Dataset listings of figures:
○ ○ ○ ○ ○ ○ ○

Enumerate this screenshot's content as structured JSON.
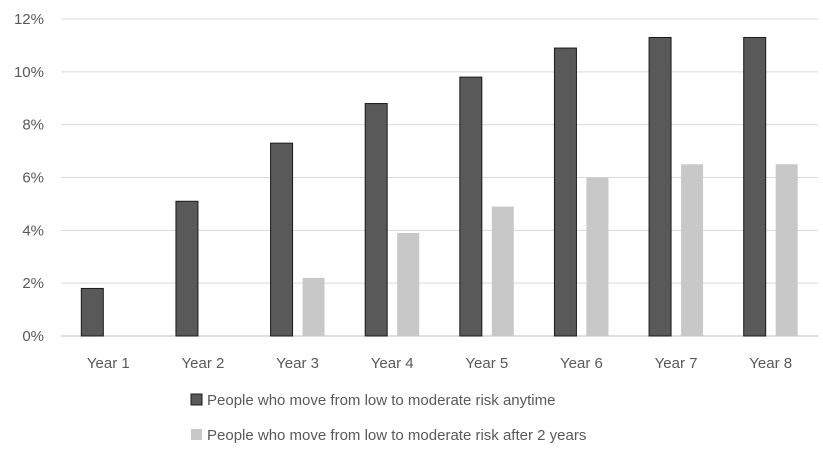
{
  "chart_data": {
    "type": "bar",
    "title": "",
    "xlabel": "",
    "ylabel": "",
    "categories": [
      "Year 1",
      "Year 2",
      "Year 3",
      "Year 4",
      "Year 5",
      "Year 6",
      "Year 7",
      "Year 8"
    ],
    "series": [
      {
        "name": "People who move from low to moderate risk anytime",
        "color": "#595959",
        "values": [
          1.8,
          5.1,
          7.3,
          8.8,
          9.8,
          10.9,
          11.3,
          11.3
        ]
      },
      {
        "name": "People who move from low to moderate risk after 2 years",
        "color": "#c8c8c8",
        "values": [
          null,
          null,
          2.2,
          3.9,
          4.9,
          6.0,
          6.5,
          6.5
        ]
      }
    ],
    "ylim": [
      0,
      12
    ],
    "yticks": [
      0,
      2,
      4,
      6,
      8,
      10,
      12
    ],
    "ytick_labels": [
      "0%",
      "2%",
      "4%",
      "6%",
      "8%",
      "10%",
      "12%"
    ],
    "grid": true,
    "legend_placement": "bottom"
  }
}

○ ○ ○ ○ ○ ○ ○

The exercise ->
Return only those lines of the records that contain the string "move".

Answer to the problem ->
        "name": "People who move from low to moderate risk anytime",
        "name": "People who move from low to moderate risk after 2 years",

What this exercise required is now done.